What you will do>
Transcribe the listing in full, excluding any pictures.
--------
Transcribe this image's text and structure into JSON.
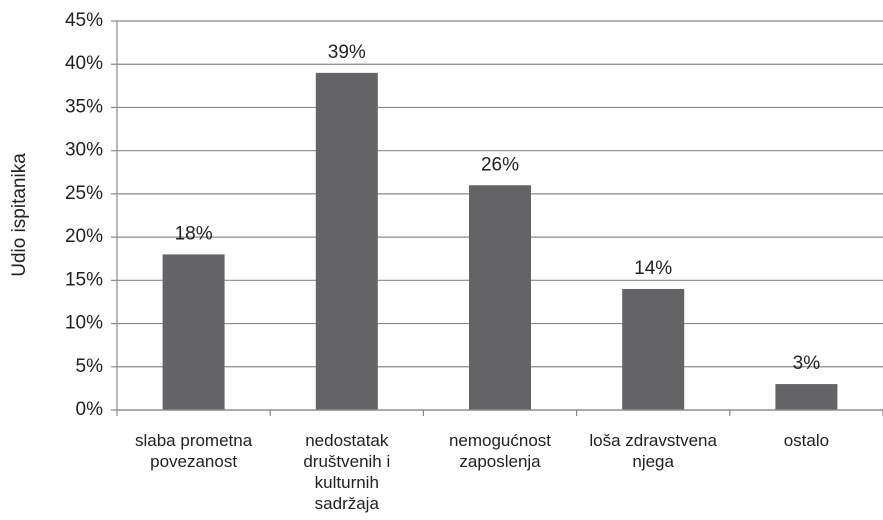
{
  "chart_data": {
    "type": "bar",
    "y_label": "Udio ispitanika",
    "categories": [
      "slaba prometna\npovezanost",
      "nedostatak\ndruštvenih i\nkulturnih\nsadržaja",
      "nemogućnost\nzaposlenja",
      "loša zdravstvena\nnjega",
      "ostalo"
    ],
    "values": [
      18,
      39,
      26,
      14,
      3
    ],
    "value_labels": [
      "18%",
      "39%",
      "26%",
      "14%",
      "3%"
    ],
    "color": "#646466",
    "ylim": [
      0,
      45
    ],
    "yticks": [
      {
        "value": 0,
        "label": "0%"
      },
      {
        "value": 5,
        "label": "5%"
      },
      {
        "value": 10,
        "label": "10%"
      },
      {
        "value": 15,
        "label": "15%"
      },
      {
        "value": 20,
        "label": "20%"
      },
      {
        "value": 25,
        "label": "25%"
      },
      {
        "value": 30,
        "label": "30%"
      },
      {
        "value": 35,
        "label": "35%"
      },
      {
        "value": 40,
        "label": "40%"
      },
      {
        "value": 45,
        "label": "45%"
      }
    ],
    "grid": true
  }
}
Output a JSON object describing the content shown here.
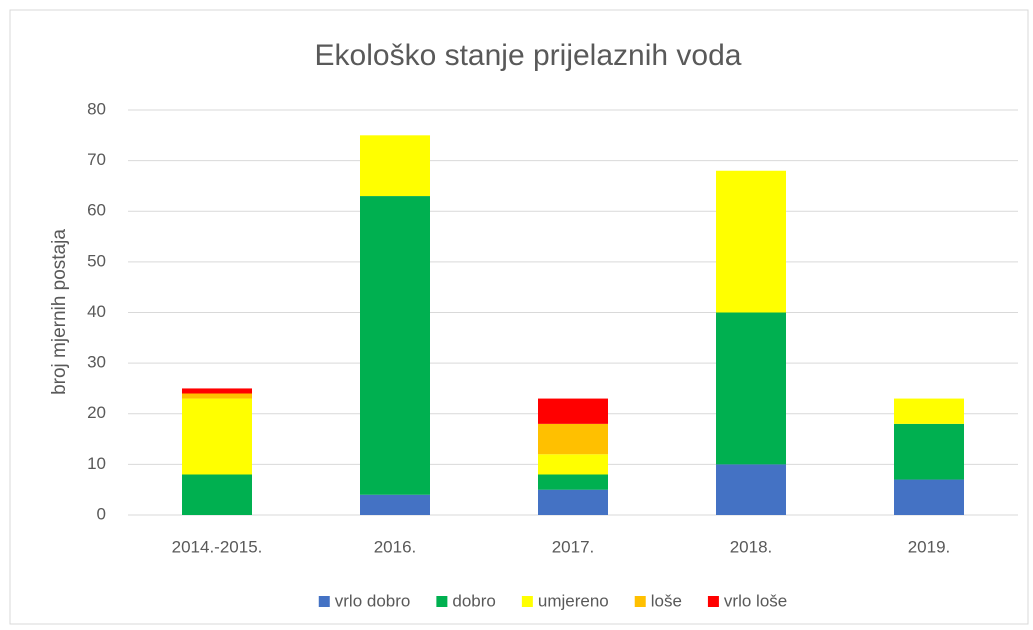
{
  "chart_data": {
    "type": "stacked_bar",
    "title": "Ekološko stanje prijelaznih voda",
    "y_label": "broj mjernih postaja",
    "categories": [
      "2014.-2015.",
      "2016.",
      "2017.",
      "2018.",
      "2019."
    ],
    "series": [
      {
        "name": "vrlo dobro",
        "color": "#4472c4",
        "values": [
          0,
          4,
          5,
          10,
          7
        ]
      },
      {
        "name": "dobro",
        "color": "#00b050",
        "values": [
          8,
          59,
          3,
          30,
          11
        ]
      },
      {
        "name": "umjereno",
        "color": "#ffff00",
        "values": [
          15,
          12,
          4,
          28,
          5
        ]
      },
      {
        "name": "loše",
        "color": "#ffc000",
        "values": [
          1,
          0,
          6,
          0,
          0
        ]
      },
      {
        "name": "vrlo loše",
        "color": "#ff0000",
        "values": [
          1,
          0,
          5,
          0,
          0
        ]
      }
    ],
    "ylim": [
      0,
      80
    ],
    "yticks": [
      0,
      10,
      20,
      30,
      40,
      50,
      60,
      70,
      80
    ],
    "grid": true,
    "legend": "bottom"
  }
}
--------
Response to the exercise>
Transcribe this image's text and structure into JSON.
{
  "chart_data": {
    "type": "bar",
    "y_label": "Udio ispitanika",
    "categories": [
      "slaba prometna\npovezanost",
      "nedostatak\ndruštvenih i\nkulturnih\nsadržaja",
      "nemogućnost\nzaposlenja",
      "loša zdravstvena\nnjega",
      "ostalo"
    ],
    "values": [
      18,
      39,
      26,
      14,
      3
    ],
    "value_labels": [
      "18%",
      "39%",
      "26%",
      "14%",
      "3%"
    ],
    "color": "#646466",
    "ylim": [
      0,
      45
    ],
    "yticks": [
      {
        "value": 0,
        "label": "0%"
      },
      {
        "value": 5,
        "label": "5%"
      },
      {
        "value": 10,
        "label": "10%"
      },
      {
        "value": 15,
        "label": "15%"
      },
      {
        "value": 20,
        "label": "20%"
      },
      {
        "value": 25,
        "label": "25%"
      },
      {
        "value": 30,
        "label": "30%"
      },
      {
        "value": 35,
        "label": "35%"
      },
      {
        "value": 40,
        "label": "40%"
      },
      {
        "value": 45,
        "label": "45%"
      }
    ],
    "grid": true
  }
}
Output a JSON object describing the content shown here.
{
  "chart_data": {
    "type": "stacked_bar",
    "title": "Ekološko stanje prijelaznih voda",
    "y_label": "broj mjernih postaja",
    "categories": [
      "2014.-2015.",
      "2016.",
      "2017.",
      "2018.",
      "2019."
    ],
    "series": [
      {
        "name": "vrlo dobro",
        "color": "#4472c4",
        "values": [
          0,
          4,
          5,
          10,
          7
        ]
      },
      {
        "name": "dobro",
        "color": "#00b050",
        "values": [
          8,
          59,
          3,
          30,
          11
        ]
      },
      {
        "name": "umjereno",
        "color": "#ffff00",
        "values": [
          15,
          12,
          4,
          28,
          5
        ]
      },
      {
        "name": "loše",
        "color": "#ffc000",
        "values": [
          1,
          0,
          6,
          0,
          0
        ]
      },
      {
        "name": "vrlo loše",
        "color": "#ff0000",
        "values": [
          1,
          0,
          5,
          0,
          0
        ]
      }
    ],
    "ylim": [
      0,
      80
    ],
    "yticks": [
      0,
      10,
      20,
      30,
      40,
      50,
      60,
      70,
      80
    ],
    "grid": true,
    "legend": "bottom"
  }
}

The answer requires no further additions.